What needs to be done: Lift every line from the entries that includes the word "charge".

Dataset extract:

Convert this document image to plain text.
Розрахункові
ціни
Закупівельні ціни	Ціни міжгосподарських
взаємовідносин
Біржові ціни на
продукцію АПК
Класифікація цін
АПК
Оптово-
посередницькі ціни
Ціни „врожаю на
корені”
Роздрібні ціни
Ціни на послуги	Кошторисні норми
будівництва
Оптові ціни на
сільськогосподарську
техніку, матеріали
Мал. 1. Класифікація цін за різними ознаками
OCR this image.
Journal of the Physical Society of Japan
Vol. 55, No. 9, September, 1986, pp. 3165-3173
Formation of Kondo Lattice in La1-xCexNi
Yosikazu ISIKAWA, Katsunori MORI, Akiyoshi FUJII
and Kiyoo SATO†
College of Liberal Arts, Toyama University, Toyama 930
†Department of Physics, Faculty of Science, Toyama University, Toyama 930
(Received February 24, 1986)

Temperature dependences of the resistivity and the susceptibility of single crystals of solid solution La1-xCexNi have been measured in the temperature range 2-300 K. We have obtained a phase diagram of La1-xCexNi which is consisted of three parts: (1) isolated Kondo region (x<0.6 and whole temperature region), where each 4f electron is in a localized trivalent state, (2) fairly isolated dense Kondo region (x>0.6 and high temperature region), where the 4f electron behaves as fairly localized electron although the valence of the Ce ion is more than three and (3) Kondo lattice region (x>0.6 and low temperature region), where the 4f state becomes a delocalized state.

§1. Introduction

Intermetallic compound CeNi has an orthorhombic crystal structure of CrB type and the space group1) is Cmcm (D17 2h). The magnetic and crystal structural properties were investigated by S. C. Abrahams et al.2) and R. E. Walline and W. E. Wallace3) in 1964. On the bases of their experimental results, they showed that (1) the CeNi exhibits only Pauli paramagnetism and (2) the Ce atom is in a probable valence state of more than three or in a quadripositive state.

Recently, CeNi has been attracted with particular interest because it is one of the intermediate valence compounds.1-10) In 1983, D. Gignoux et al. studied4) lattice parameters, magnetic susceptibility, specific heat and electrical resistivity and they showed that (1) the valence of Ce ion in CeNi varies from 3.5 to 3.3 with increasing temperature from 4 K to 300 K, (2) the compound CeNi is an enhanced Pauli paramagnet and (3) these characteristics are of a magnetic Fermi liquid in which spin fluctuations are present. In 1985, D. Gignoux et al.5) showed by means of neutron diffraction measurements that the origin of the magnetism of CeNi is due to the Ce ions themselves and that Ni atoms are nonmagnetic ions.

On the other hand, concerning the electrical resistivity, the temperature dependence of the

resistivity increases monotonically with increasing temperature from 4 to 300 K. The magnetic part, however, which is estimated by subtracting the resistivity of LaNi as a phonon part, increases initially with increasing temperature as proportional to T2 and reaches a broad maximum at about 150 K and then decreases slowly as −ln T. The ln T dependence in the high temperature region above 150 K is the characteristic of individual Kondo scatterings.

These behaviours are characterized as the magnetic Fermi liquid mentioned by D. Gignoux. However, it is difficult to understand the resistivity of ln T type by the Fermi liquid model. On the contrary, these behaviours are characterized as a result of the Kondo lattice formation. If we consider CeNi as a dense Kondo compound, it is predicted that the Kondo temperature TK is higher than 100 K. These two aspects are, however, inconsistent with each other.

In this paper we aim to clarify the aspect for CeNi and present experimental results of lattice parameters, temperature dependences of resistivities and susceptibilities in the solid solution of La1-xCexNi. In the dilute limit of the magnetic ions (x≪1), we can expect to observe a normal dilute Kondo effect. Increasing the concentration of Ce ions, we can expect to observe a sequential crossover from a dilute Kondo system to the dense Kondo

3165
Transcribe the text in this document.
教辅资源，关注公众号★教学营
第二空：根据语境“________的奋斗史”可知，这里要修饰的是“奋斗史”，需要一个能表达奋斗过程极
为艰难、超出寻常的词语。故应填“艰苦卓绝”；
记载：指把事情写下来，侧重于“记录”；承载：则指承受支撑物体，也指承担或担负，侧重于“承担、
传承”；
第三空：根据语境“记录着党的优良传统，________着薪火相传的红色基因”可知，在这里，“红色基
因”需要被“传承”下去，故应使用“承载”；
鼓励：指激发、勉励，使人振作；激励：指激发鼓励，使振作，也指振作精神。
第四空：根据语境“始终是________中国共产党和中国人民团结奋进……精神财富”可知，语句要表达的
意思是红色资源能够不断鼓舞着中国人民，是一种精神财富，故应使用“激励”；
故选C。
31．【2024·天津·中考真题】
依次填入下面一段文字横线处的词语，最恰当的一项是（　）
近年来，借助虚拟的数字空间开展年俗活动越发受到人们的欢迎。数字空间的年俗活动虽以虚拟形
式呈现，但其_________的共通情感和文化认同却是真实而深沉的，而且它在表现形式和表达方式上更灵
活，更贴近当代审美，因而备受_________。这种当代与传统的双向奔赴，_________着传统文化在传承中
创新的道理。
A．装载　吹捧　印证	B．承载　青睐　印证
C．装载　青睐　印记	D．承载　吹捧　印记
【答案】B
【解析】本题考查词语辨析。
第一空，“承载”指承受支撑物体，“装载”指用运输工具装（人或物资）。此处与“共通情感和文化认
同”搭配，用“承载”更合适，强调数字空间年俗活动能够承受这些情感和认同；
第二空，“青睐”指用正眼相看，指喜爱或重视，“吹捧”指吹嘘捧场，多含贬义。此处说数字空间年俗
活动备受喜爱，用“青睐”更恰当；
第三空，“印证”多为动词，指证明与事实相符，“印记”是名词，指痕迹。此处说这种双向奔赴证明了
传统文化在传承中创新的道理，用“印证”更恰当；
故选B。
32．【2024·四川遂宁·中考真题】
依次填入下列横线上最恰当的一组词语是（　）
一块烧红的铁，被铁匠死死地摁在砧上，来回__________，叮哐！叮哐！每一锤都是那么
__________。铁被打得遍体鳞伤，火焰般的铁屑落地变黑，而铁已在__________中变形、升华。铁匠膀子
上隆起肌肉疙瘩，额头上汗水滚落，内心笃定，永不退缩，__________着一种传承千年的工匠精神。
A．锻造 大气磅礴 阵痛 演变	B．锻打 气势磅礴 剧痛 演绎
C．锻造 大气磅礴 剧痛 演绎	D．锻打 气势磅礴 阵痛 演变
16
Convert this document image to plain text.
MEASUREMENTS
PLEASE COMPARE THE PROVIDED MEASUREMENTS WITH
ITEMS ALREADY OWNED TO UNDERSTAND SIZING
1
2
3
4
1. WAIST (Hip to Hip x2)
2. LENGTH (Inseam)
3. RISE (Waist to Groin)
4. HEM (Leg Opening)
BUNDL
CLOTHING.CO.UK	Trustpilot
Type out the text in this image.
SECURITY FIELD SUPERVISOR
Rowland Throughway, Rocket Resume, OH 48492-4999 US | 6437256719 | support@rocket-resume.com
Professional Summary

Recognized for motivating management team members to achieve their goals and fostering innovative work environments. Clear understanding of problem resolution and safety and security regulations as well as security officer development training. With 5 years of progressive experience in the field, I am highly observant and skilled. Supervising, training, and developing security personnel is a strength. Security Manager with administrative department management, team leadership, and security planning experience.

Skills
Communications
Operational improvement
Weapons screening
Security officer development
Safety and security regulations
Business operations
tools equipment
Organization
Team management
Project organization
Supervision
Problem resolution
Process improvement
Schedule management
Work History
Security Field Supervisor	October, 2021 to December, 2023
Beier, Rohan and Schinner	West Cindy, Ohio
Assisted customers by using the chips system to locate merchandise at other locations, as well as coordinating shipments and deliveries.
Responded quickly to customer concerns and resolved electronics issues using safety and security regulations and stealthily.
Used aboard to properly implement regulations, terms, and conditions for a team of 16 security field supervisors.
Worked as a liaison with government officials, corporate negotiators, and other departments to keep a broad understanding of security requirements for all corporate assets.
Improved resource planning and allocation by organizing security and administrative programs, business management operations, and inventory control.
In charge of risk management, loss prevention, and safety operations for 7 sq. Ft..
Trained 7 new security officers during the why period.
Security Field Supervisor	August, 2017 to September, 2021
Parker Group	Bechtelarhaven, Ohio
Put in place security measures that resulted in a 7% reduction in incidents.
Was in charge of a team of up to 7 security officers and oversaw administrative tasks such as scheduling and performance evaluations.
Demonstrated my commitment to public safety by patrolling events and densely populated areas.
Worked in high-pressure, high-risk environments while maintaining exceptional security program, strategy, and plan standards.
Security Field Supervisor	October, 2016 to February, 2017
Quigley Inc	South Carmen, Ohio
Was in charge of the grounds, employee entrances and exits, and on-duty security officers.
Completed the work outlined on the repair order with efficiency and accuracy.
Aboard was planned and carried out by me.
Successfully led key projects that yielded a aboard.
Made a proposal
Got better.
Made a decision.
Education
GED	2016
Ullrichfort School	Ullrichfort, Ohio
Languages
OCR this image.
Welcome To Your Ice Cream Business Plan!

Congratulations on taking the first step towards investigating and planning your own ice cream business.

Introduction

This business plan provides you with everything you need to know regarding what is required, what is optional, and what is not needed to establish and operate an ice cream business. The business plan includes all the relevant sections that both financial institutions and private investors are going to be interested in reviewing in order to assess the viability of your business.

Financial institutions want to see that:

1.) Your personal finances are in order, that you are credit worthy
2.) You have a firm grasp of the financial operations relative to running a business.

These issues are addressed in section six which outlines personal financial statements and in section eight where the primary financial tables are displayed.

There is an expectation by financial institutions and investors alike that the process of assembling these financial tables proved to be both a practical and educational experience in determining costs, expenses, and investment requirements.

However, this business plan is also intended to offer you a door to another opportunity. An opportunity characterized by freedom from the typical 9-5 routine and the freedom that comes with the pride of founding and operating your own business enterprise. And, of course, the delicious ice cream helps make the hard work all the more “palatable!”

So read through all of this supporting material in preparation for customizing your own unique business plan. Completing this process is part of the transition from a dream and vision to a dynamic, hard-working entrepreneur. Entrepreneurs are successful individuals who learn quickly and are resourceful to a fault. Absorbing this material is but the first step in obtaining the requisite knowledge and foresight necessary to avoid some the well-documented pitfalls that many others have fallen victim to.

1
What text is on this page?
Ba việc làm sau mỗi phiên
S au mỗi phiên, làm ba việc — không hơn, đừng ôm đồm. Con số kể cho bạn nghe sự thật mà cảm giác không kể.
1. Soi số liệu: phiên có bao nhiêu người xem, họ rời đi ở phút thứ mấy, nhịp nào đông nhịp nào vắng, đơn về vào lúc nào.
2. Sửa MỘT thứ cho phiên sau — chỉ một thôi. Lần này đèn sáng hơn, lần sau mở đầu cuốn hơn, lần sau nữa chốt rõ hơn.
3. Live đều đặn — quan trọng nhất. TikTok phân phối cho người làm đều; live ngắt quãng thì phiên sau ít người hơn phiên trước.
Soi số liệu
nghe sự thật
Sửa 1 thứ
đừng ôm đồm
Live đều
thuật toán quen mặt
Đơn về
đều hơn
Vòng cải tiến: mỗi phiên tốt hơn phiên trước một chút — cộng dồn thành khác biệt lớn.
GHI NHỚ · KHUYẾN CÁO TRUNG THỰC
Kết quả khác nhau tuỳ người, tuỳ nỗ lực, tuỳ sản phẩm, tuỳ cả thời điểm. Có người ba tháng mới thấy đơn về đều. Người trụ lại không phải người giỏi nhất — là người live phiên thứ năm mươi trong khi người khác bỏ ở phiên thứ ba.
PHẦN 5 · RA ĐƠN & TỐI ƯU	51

Problem solution:
In charge of risk management, loss prevention, and safety operations for 7 sq. Ft..
Was in charge of a team of up to 7 security officers and oversaw administrative tasks such as scheduling and performance evaluations.
Was in charge of the grounds, employee entrances and exits, and on-duty security officers.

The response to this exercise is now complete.